Provided text ->
◆ ◆ ◆

Private ranches a challenge
Arguably the Pantanal’s greatest conservation challenge is that 95% of its land comprises privately owned cattle ranches, according to the international environmental organization WWF. In that context, Caiman aims to demonstrate that ecotourism can coexist with sustainably managed cattle ranching by incentivizing biodiversity conservation with support from the ranchers themselves.
“This is the best place in the world to see jaguars,” says biologist Lucas Morgado, an ecotourism guide at Caiman, as he drove a group of visitors in a roofless vehicle outfitted to navigate the Pantanal’s dirt roads. “No tourist leaves here without seeing at least one jaguar. We’ve gone from 35 sightings in 2012, with 16% of visitors seeing jaguars, to 1,072 sightings in 2024, with 100% of visitors seeing jaguars. When we began, almost 15 years ago, jaguars were scared by the vehicles and would leave. Now they are accustomed and you can see them very relaxed.”

◆ ◆ ◆

Dataset excerpts ->

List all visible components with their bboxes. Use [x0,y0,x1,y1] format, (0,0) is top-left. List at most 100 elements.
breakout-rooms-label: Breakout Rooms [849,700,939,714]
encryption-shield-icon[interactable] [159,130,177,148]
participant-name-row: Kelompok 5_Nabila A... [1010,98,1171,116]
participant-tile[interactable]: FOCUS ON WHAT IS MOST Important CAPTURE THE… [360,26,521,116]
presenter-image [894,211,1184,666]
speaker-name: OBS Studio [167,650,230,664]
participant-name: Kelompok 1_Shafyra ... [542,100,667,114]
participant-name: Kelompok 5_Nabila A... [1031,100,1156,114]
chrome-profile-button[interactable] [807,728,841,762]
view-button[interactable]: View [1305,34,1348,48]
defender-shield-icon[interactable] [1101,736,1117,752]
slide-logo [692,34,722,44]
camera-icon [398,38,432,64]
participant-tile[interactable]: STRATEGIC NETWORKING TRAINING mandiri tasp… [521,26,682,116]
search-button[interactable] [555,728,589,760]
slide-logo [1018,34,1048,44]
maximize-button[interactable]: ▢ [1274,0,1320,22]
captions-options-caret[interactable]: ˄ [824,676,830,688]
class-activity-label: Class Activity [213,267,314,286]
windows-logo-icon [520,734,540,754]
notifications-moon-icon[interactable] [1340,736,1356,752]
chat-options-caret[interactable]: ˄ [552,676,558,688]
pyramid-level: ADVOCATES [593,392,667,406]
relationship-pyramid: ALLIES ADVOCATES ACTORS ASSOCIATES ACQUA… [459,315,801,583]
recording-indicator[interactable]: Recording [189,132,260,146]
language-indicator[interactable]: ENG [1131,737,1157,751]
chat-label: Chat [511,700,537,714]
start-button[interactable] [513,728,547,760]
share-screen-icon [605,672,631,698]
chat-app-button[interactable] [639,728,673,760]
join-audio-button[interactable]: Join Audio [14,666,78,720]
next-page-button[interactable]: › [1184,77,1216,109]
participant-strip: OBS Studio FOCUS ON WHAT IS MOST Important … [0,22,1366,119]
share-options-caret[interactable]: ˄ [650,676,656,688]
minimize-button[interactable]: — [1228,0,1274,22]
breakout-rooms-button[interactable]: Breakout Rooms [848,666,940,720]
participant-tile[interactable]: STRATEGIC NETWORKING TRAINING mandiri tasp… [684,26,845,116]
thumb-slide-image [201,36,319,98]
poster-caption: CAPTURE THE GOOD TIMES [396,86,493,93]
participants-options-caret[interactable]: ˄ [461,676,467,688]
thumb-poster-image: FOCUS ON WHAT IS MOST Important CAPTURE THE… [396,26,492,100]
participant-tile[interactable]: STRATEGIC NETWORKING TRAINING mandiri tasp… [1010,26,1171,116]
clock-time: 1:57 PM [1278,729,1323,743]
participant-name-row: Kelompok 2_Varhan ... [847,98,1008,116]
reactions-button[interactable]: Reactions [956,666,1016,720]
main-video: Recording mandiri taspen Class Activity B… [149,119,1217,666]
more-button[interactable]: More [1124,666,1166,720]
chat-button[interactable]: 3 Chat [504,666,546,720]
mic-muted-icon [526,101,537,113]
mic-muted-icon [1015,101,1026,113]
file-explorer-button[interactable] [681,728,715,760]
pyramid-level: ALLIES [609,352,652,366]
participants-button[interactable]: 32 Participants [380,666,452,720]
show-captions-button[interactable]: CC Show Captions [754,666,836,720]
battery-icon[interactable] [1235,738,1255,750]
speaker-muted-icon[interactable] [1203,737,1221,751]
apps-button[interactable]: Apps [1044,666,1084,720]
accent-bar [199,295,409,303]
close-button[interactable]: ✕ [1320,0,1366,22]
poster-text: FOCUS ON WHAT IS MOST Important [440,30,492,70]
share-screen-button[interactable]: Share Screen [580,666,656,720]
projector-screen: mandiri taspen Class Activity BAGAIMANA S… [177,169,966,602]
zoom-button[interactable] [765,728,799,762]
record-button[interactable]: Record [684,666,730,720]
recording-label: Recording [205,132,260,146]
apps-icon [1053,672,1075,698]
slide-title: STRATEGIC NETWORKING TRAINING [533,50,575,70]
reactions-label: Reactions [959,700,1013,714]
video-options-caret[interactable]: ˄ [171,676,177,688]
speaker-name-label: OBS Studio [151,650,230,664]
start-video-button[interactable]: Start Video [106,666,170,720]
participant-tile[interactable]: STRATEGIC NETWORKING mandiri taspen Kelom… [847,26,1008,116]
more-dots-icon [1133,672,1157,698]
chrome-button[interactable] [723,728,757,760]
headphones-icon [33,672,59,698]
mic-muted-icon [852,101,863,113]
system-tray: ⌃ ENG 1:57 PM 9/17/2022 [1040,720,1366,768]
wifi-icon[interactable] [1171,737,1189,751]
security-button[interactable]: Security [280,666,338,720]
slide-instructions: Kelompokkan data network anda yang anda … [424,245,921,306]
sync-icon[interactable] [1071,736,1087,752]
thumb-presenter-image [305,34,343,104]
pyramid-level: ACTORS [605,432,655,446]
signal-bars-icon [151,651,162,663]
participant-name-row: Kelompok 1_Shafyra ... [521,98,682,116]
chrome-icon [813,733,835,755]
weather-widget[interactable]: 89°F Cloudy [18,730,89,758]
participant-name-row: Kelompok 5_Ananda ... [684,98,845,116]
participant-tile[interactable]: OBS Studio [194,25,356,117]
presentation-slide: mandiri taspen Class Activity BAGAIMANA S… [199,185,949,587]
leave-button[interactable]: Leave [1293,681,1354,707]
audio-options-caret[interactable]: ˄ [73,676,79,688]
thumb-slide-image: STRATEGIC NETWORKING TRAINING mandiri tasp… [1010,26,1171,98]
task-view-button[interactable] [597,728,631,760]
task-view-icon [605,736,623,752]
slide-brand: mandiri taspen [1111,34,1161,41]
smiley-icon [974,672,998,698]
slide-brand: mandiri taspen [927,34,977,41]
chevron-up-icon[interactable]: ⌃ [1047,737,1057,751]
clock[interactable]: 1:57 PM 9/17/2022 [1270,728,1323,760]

◆ ◆ ◆

Requirement 1 -> Edit the Pantanal text from "Private ranches a" up to and including "the ranchers themselves.", replacing "ecotourism" with "nature tourism".
Requirement 2 ->
Answer these questions from the Pantanal text:
(a) According to WWF, what share of the Pantanal's land is privately owned cattle ranches?
(b) How many jaguar sightings were recorded in 2024?
(c) What percentage of visitors saw jaguars in 2012?
Rely only on the text about the Pantanal to answer.

Worked solution 1 ->
Private ranches a challenge
Arguably the Pantanal’s greatest conservation challenge is that 95% of its land comprises privately owned cattle ranches, according to the international environmental organization WWF. In that context, Caiman aims to demonstrate that nature tourism can coexist with sustainably managed cattle ranching by incentivizing biodiversity conservation with support from the ranchers themselves.

Worked solution 2 ->
(a) 95%
(b) 1,072
(c) 16%